[Aim of the task]
Continue the biographical profiles of New Urbanism advocates below from the point where they stop, writing further text in the same style and register.

[Text excerpt]
┌──

John Norquist's work promoting New Urbanism as an alternative to sprawl and antidote to sprawl's social and environmental problems draws on his experience as big-city mayor and prominent participant in national discussions on urban design and school reform. John was the Mayor of Milwaukee from 1988-2004. Under his leadership, Milwaukee experienced a decline in poverty, saw a boom in new downtown housing, and became a leading center of education and welfare reform. He has overseen a revision of the city's zoning code and reoriented development around walkable streets and public amenities such as the city's 3.1-mile Riverwalk. He has drawn widespread recognition for championing the removal of a .8 mile stretch of elevated freeway, clearing the way for an anticipated $250 million in infill development in the heart of Milwaukee. A leader in national discussions of urban design and educational issues, Norquist is the author of The Wealth of Cities, and has taught courses in urban policy and urban planning at the University of Chicago, University of Wisconsin-Milwaukee School of Architecture and Urban Planning, and at Marquette University. Norquist served in the Army Reserves from 1971 to 1977, earned his undergraduate and master's degrees from the University of Wisconsin. He represented Milwaukee's south and west sides in the Wisconsin Legislature. He chaired the National League of Cities Task Force on Federal Policy and Family Poverty and served on the Amtrak Reform Council. He is married to CNU Board Member Susan Mudd. They have two children, Benjamin and Katherine.

     
 

Samuel Sherman

Samuel Sherman Jr. built more than 1,100 houses in suburban Delaware, New Jersey and Pennsylvania before 2000, when he heard a radio interview with Andres Duany and embraced New Urbanism. Since then, he began Sam Sherman Associates LLC, and New Urban Ventures, to pursue New Urbanist developments in Philadelphia. Their Spring Arts Point development is rising on blocks that had languished for decades under Philadelphia’s “urban renewal” plan. The brownfields development won the Bronze Award from 10,000 Friends of Pennsylvania for excellence in design and sustainability. Sherman is a board member of CNU’s Pennsylvania chapter, the Association for the New Urbanism in Pennsylvania. He is president of the Building Association of Philadelphia (and is its national legislative representative to the National Association of Home Builders), and a member of the Urban Land Institute. He also sits on the board of Neighborhoods Now! and is on the executive committee of the Francisville Community Development Planning Group. Sherman served on Philadelphia Mayor-elect Michael Nutter’s sustainable development committee, and is part of his transition team, helping to look at restructuring the city’s Department of Licenses and Inspections.

└──

[Recorded information]
┌──

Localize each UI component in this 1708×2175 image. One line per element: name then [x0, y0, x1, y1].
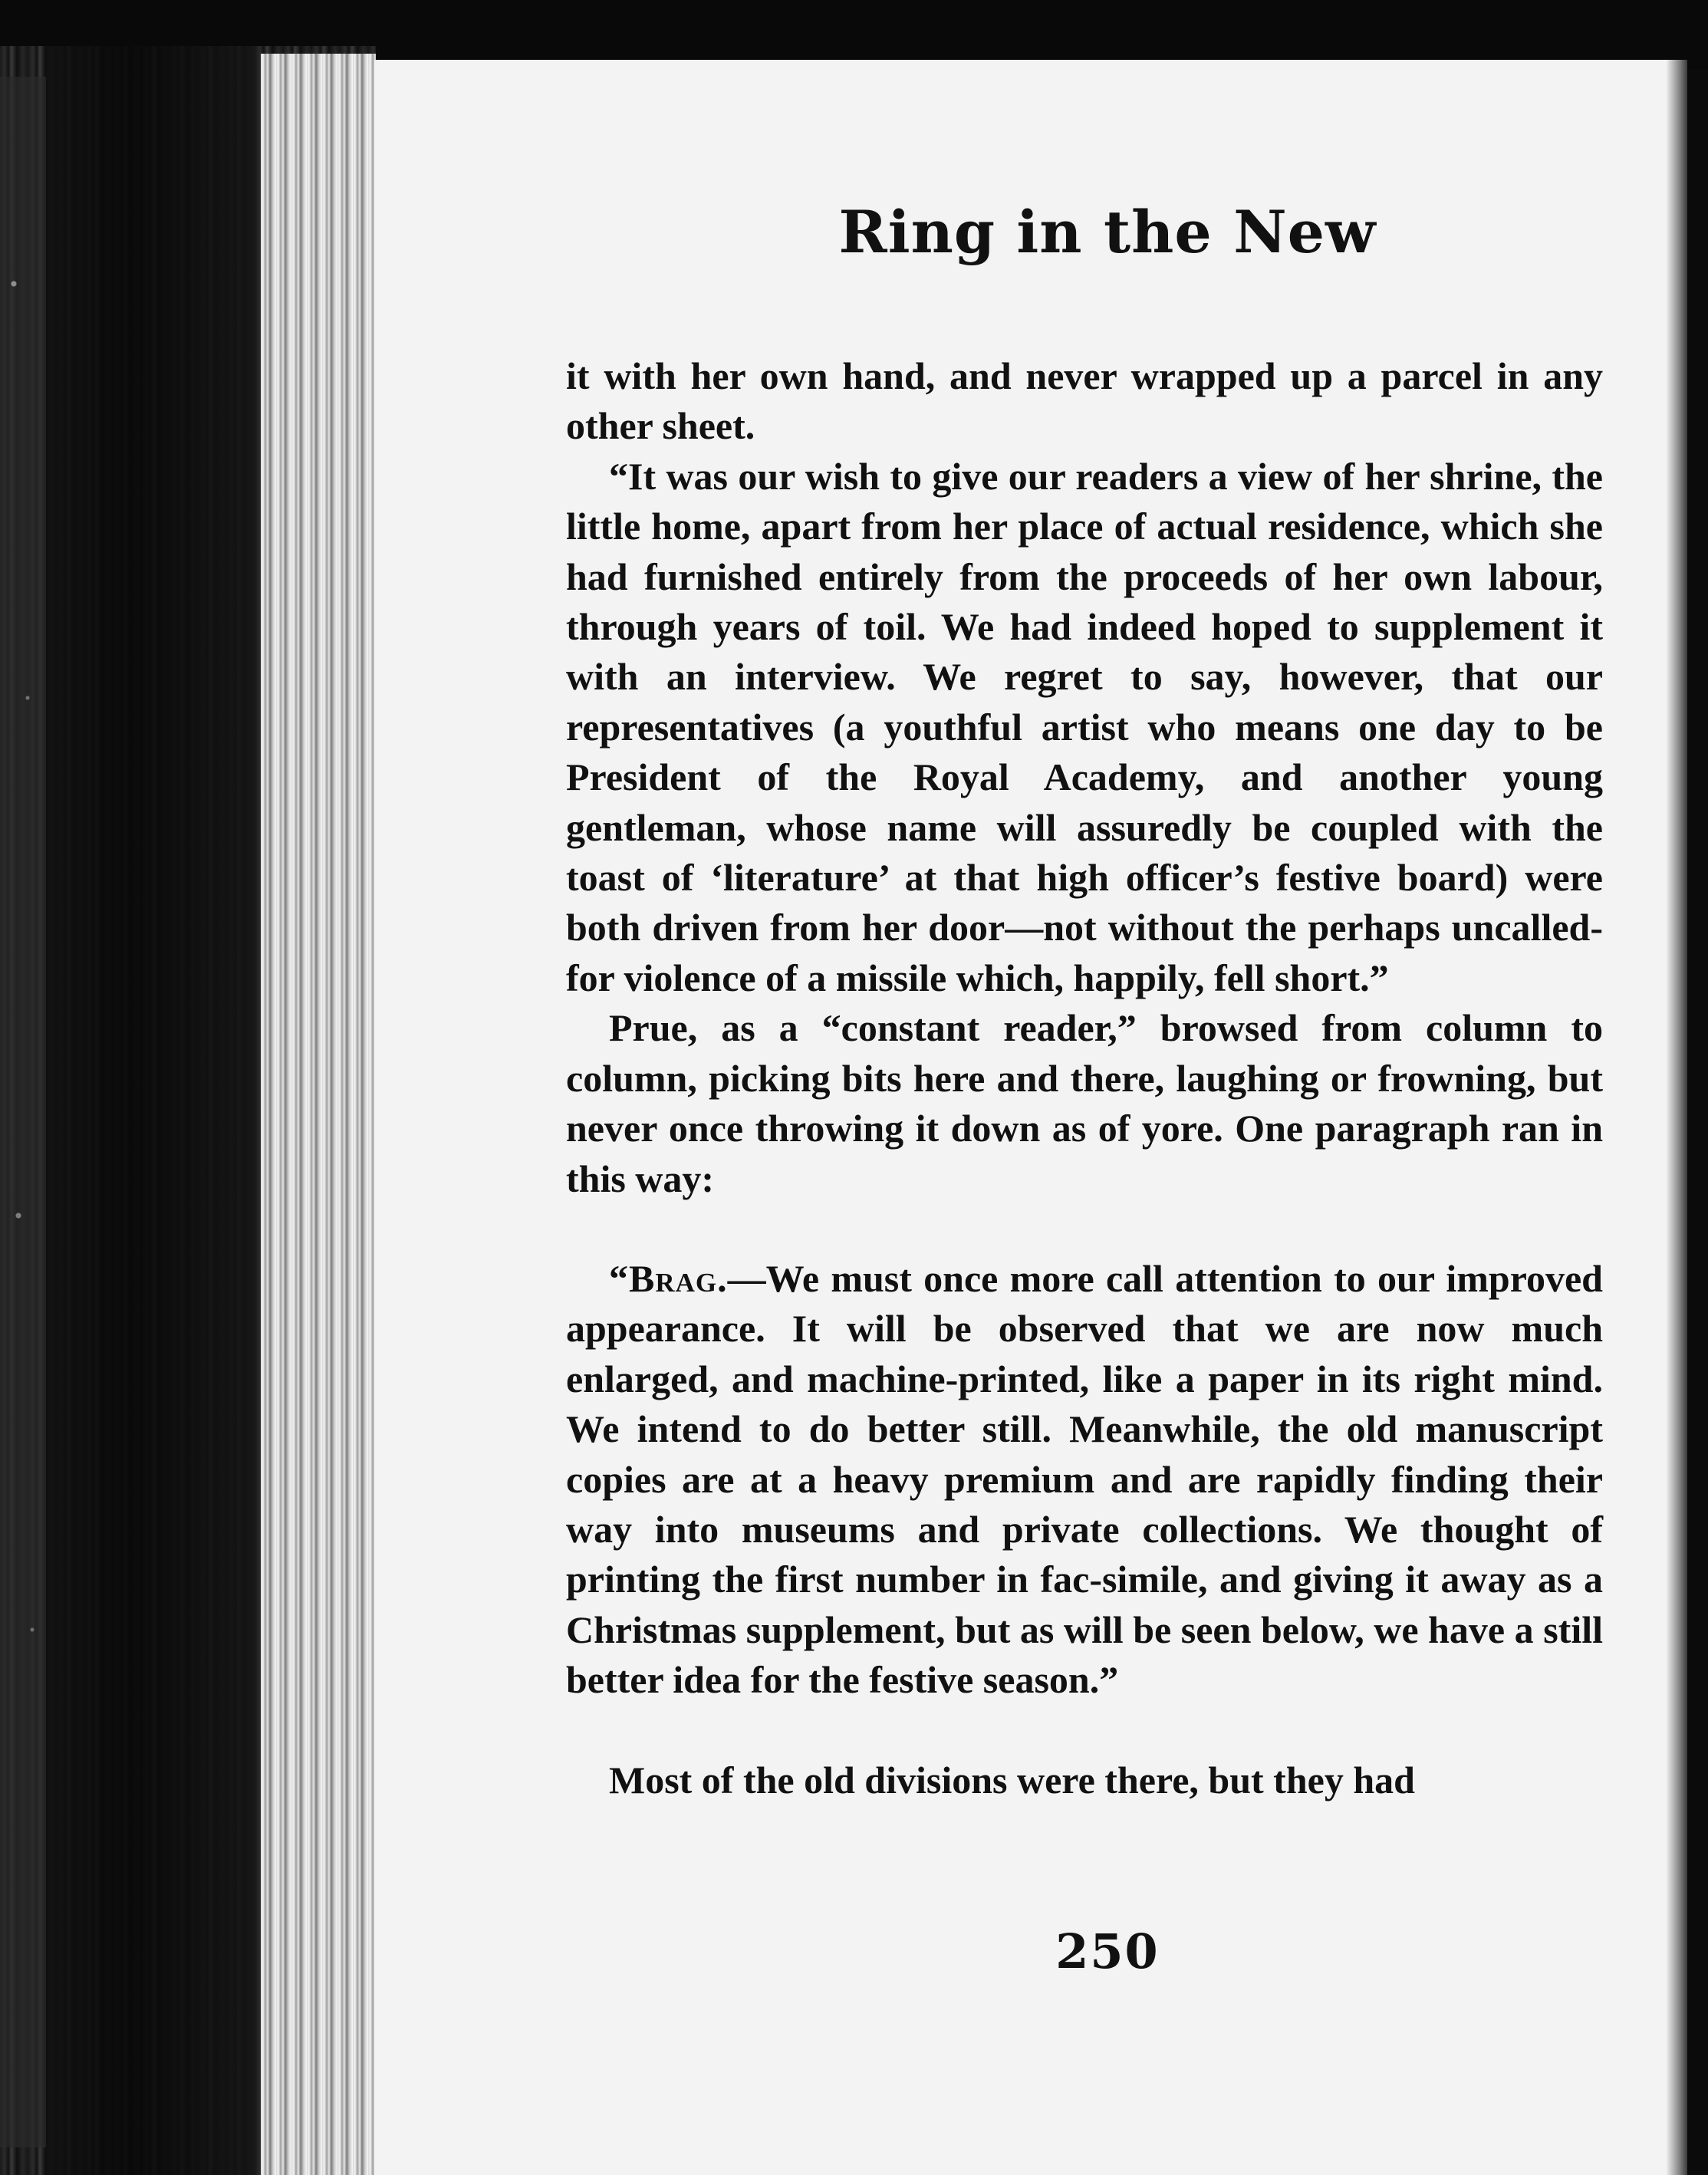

└──

[Output]
     
   

Dhiru Thadani

Dhiru A. Thadani, AIA is a principal and director of town planning in the firm of Ayers/Saint/Gross, Architects and Planners with offices in Washington, DC; Baltimore, Maryland; and Phoenix, Arizona Since 1980 he has practiced architecture and urbanism in Asia, Europe and North and Central America. Dhiru was born in Bombay, India and moved to Washington, D.C. to attend the Catholic University of America from 1972-1978 where he received his undergraduate and graduate education in architecture. During his thirty-three years in Washington, D.C. he has taught, practiced, and has worked to place architecture and urbanism in the public eye. Since its formation in 1993, Dhiru has been a charter member of the Congress for the New Urbanism (CNU), and was appointed to the Board in 2005. From 2000 to 2005, he served as Chair of the CNU's Design Task Force, and has undertaken and completed many initiatives. Dhiru has been involved in new developments, urban retrofits, neighborhood revitalization, and infill densification. His goal has been to create neighborhoods that are walkable, and contain a diverse range and balance of workplace and housing. In addition, these new developments support regional planning for open space, and architecture that is responsive to the culture, climate and context. For the past twenty years, Dhiru has been the lead designer for several real estate developments in first and third world countries. The developments range in scale from government-sponsored autonomous new towns for 500,000 inhabitants to smaller resort communities for 900 residents, as well as small-scale residential infill interventions in revitalizing neighborhoods.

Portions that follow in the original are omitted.